#### [EXERCISE DETAILS]
Reproduce each line of the material exactly, minus any picture.

— BEGIN LISTING —

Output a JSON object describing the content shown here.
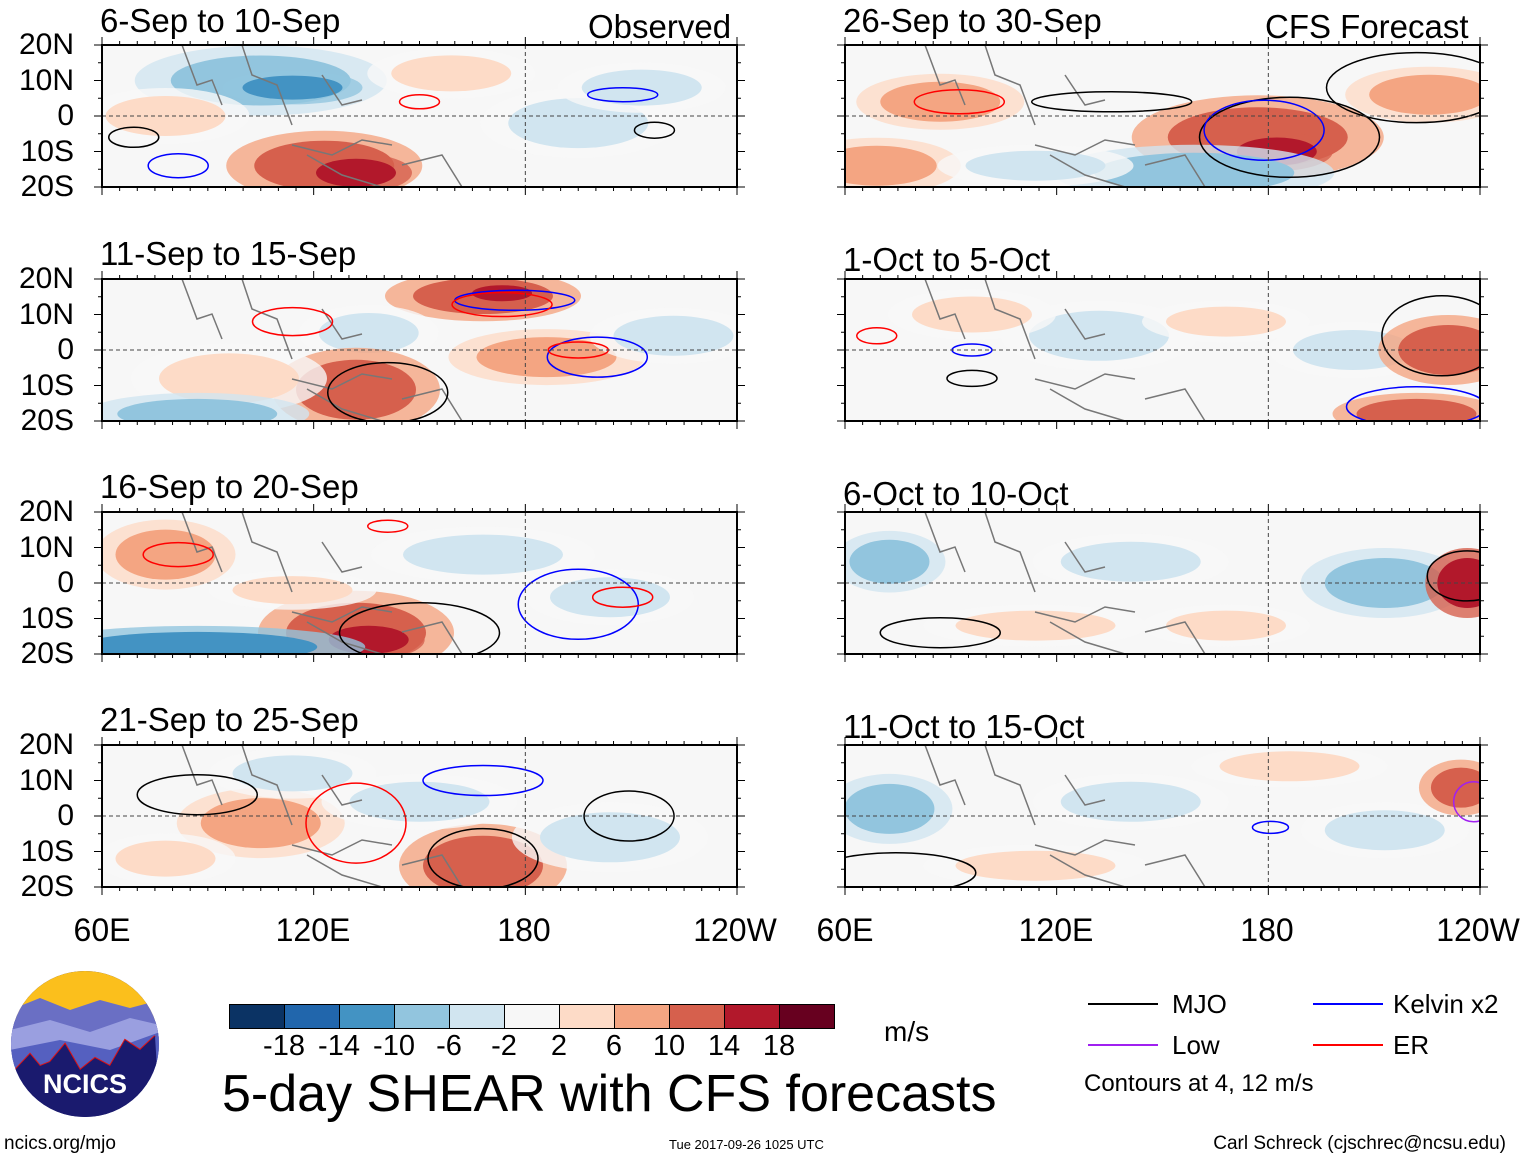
{
  "panels_left": [
    {
      "title": "6-Sep to 10-Sep",
      "label": "Observed"
    },
    {
      "title": "11-Sep to 15-Sep",
      "label": ""
    },
    {
      "title": "16-Sep to 20-Sep",
      "label": ""
    },
    {
      "title": "21-Sep to 25-Sep",
      "label": ""
    }
  ],
  "panels_right": [
    {
      "title": "26-Sep to 30-Sep",
      "label": "CFS Forecast"
    },
    {
      "title": "1-Oct to 5-Oct",
      "label": ""
    },
    {
      "title": "6-Oct to 10-Oct",
      "label": ""
    },
    {
      "title": "11-Oct to 15-Oct",
      "label": ""
    }
  ],
  "y_ticks": [
    "20N",
    "10N",
    "0",
    "10S",
    "20S"
  ],
  "x_ticks": [
    "60E",
    "120E",
    "180",
    "120W"
  ],
  "colorbar": {
    "colors": [
      "#0b3364",
      "#2166ac",
      "#4393c3",
      "#92c5de",
      "#d1e5f0",
      "#f7f7f7",
      "#fddbc7",
      "#f4a582",
      "#d6604d",
      "#b2182b",
      "#67001f"
    ],
    "labels": [
      "-18",
      "-14",
      "-10",
      "-6",
      "-2",
      "2",
      "6",
      "10",
      "14",
      "18"
    ],
    "units": "m/s"
  },
  "title": "5-day SHEAR with CFS forecasts",
  "legend": {
    "items": [
      {
        "label": "MJO",
        "color": "#000000"
      },
      {
        "label": "Kelvin x2",
        "color": "#0000ff"
      },
      {
        "label": "Low",
        "color": "#a020f0"
      },
      {
        "label": "ER",
        "color": "#ff0000"
      }
    ],
    "note": "Contours at 4, 12 m/s"
  },
  "logo_text": "NCICS",
  "footer": {
    "url": "ncics.org/mjo",
    "timestamp": "Tue 2017-09-26 1025 UTC",
    "author": "Carl Schreck (cjschrec@ncsu.edu)"
  }
}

— END LISTING —

#### [ANSWER BELOW]
Output a JSON object describing the content shown here.
{
  "panels_left": [
    {
      "title": "6-Sep to 10-Sep",
      "label": "Observed"
    },
    {
      "title": "11-Sep to 15-Sep",
      "label": ""
    },
    {
      "title": "16-Sep to 20-Sep",
      "label": ""
    },
    {
      "title": "21-Sep to 25-Sep",
      "label": ""
    }
  ],
  "panels_right": [
    {
      "title": "26-Sep to 30-Sep",
      "label": "CFS Forecast"
    },
    {
      "title": "1-Oct to 5-Oct",
      "label": ""
    },
    {
      "title": "6-Oct to 10-Oct",
      "label": ""
    },
    {
      "title": "11-Oct to 15-Oct",
      "label": ""
    }
  ],
  "y_ticks": [
    "20N",
    "10N",
    "0",
    "10S",
    "20S"
  ],
  "x_ticks": [
    "60E",
    "120E",
    "180",
    "120W"
  ],
  "colorbar": {
    "colors": [
      "#0b3364",
      "#2166ac",
      "#4393c3",
      "#92c5de",
      "#d1e5f0",
      "#f7f7f7",
      "#fddbc7",
      "#f4a582",
      "#d6604d",
      "#b2182b",
      "#67001f"
    ],
    "labels": [
      "-18",
      "-14",
      "-10",
      "-6",
      "-2",
      "2",
      "6",
      "10",
      "14",
      "18"
    ],
    "units": "m/s"
  },
  "title": "5-day SHEAR with CFS forecasts",
  "legend": {
    "items": [
      {
        "label": "MJO",
        "color": "#000000"
      },
      {
        "label": "Kelvin x2",
        "color": "#0000ff"
      },
      {
        "label": "Low",
        "color": "#a020f0"
      },
      {
        "label": "ER",
        "color": "#ff0000"
      }
    ],
    "note": "Contours at 4, 12 m/s"
  },
  "logo_text": "NCICS",
  "footer": {
    "url": "ncics.org/mjo",
    "timestamp": "Tue 2017-09-26 1025 UTC",
    "author": "Carl Schreck (cjschrec@ncsu.edu)"
  }
}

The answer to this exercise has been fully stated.